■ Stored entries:

· · · ·

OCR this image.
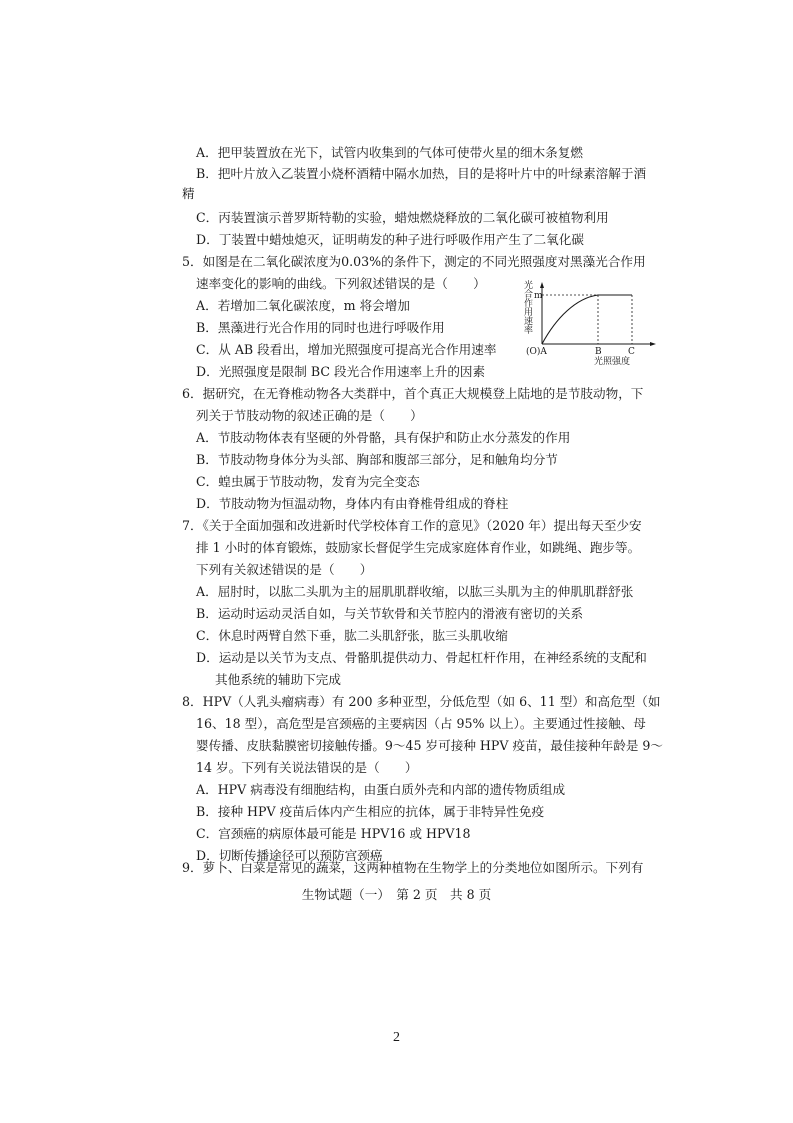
A．把甲装置放在光下，试管内收集到的气体可使带火星的细木条复燃
B．把叶片放入乙装置小烧杯酒精中隔水加热，目的是将叶片中的叶绿素溶解于酒
精
C．丙装置演示普罗斯特勒的实验，蜡烛燃烧释放的二氧化碳可被植物利用
D．丁装置中蜡烛熄灭，证明萌发的种子进行呼吸作用产生了二氧化碳
5．如图是在二氧化碳浓度为0.03%的条件下，测定的不同光照强度对黑藻光合作用
速率变化的影响的曲线。下列叙述错误的是（　　）
A．若增加二氧化碳浓度，m 将会增加
B．黑藻进行光合作用的同时也进行呼吸作用
C．从 AB 段看出，增加光照强度可提高光合作用速率
D．光照强度是限制 BC 段光合作用速率上升的因素
光
合
作
用
速
率
m
(O)A	B	C
光照强度
6．据研究，在无脊椎动物各大类群中，首个真正大规模登上陆地的是节肢动物，下
列关于节肢动物的叙述正确的是（　　）
A．节肢动物体表有坚硬的外骨骼，具有保护和防止水分蒸发的作用
B．节肢动物身体分为头部、胸部和腹部三部分，足和触角均分节
C．蝗虫属于节肢动物，发育为完全变态
D．节肢动物为恒温动物，身体内有由脊椎骨组成的脊柱
7．《关于全面加强和改进新时代学校体育工作的意见》（2020 年）提出每天至少安
排 1 小时的体育锻炼，鼓励家长督促学生完成家庭体育作业，如跳绳、跑步等。
下列有关叙述错误的是（　　）
A．屈肘时，以肱二头肌为主的屈肌肌群收缩，以肱三头肌为主的伸肌肌群舒张
B．运动时运动灵活自如，与关节软骨和关节腔内的滑液有密切的关系
C．休息时两臂自然下垂，肱二头肌舒张，肱三头肌收缩
D．运动是以关节为支点、骨骼肌提供动力、骨起杠杆作用，在神经系统的支配和
其他系统的辅助下完成
8．HPV（人乳头瘤病毒）有 200 多种亚型，分低危型（如 6、11 型）和高危型（如
16、18 型），高危型是宫颈癌的主要病因（占 95% 以上）。主要通过性接触、母
婴传播、皮肤黏膜密切接触传播。9～45 岁可接种 HPV 疫苗，最佳接种年龄是 9～
14 岁。下列有关说法错误的是（　　）
A．HPV 病毒没有细胞结构，由蛋白质外壳和内部的遗传物质组成
B．接种 HPV 疫苗后体内产生相应的抗体，属于非特异性免疫
C．宫颈癌的病原体最可能是 HPV16 或 HPV18
D．切断传播途径可以预防宫颈癌
9．萝卜、白菜是常见的蔬菜，这两种植物在生物学上的分类地位如图所示。下列有
生物试题（一）　第 2 页　共 8 页
2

· · · ·

■ Aim of the task:
Reproduce each entry precisely, dropping only the pictures.

■ The completed task:
OCR this image.
A．把甲装置放在光下，试管内收集到的气体可使带火星的细木条复燃
B．把叶片放入乙装置小烧杯酒精中隔水加热，目的是将叶片中的叶绿素溶解于酒
精
C．丙装置演示普罗斯特勒的实验，蜡烛燃烧释放的二氧化碳可被植物利用
D．丁装置中蜡烛熄灭，证明萌发的种子进行呼吸作用产生了二氧化碳
5．如图是在二氧化碳浓度为0.03%的条件下，测定的不同光照强度对黑藻光合作用
速率变化的影响的曲线。下列叙述错误的是（　　）
A．若增加二氧化碳浓度，m 将会增加
B．黑藻进行光合作用的同时也进行呼吸作用
C．从 AB 段看出，增加光照强度可提高光合作用速率
D．光照强度是限制 BC 段光合作用速率上升的因素
光
合
作
用
速
率
m
(O)A	B	C
光照强度
6．据研究，在无脊椎动物各大类群中，首个真正大规模登上陆地的是节肢动物，下
列关于节肢动物的叙述正确的是（　　）
A．节肢动物体表有坚硬的外骨骼，具有保护和防止水分蒸发的作用
B．节肢动物身体分为头部、胸部和腹部三部分，足和触角均分节
C．蝗虫属于节肢动物，发育为完全变态
D．节肢动物为恒温动物，身体内有由脊椎骨组成的脊柱
7．《关于全面加强和改进新时代学校体育工作的意见》（2020 年）提出每天至少安
排 1 小时的体育锻炼，鼓励家长督促学生完成家庭体育作业，如跳绳、跑步等。
下列有关叙述错误的是（　　）
A．屈肘时，以肱二头肌为主的屈肌肌群收缩，以肱三头肌为主的伸肌肌群舒张
B．运动时运动灵活自如，与关节软骨和关节腔内的滑液有密切的关系
C．休息时两臂自然下垂，肱二头肌舒张，肱三头肌收缩
D．运动是以关节为支点、骨骼肌提供动力、骨起杠杆作用，在神经系统的支配和
其他系统的辅助下完成
8．HPV（人乳头瘤病毒）有 200 多种亚型，分低危型（如 6、11 型）和高危型（如
16、18 型），高危型是宫颈癌的主要病因（占 95% 以上）。主要通过性接触、母
婴传播、皮肤黏膜密切接触传播。9～45 岁可接种 HPV 疫苗，最佳接种年龄是 9～
14 岁。下列有关说法错误的是（　　）
A．HPV 病毒没有细胞结构，由蛋白质外壳和内部的遗传物质组成
B．接种 HPV 疫苗后体内产生相应的抗体，属于非特异性免疫
C．宫颈癌的病原体最可能是 HPV16 或 HPV18
D．切断传播途径可以预防宫颈癌
9．萝卜、白菜是常见的蔬菜，这两种植物在生物学上的分类地位如图所示。下列有
生物试题（一）　第 2 页　共 8 页
2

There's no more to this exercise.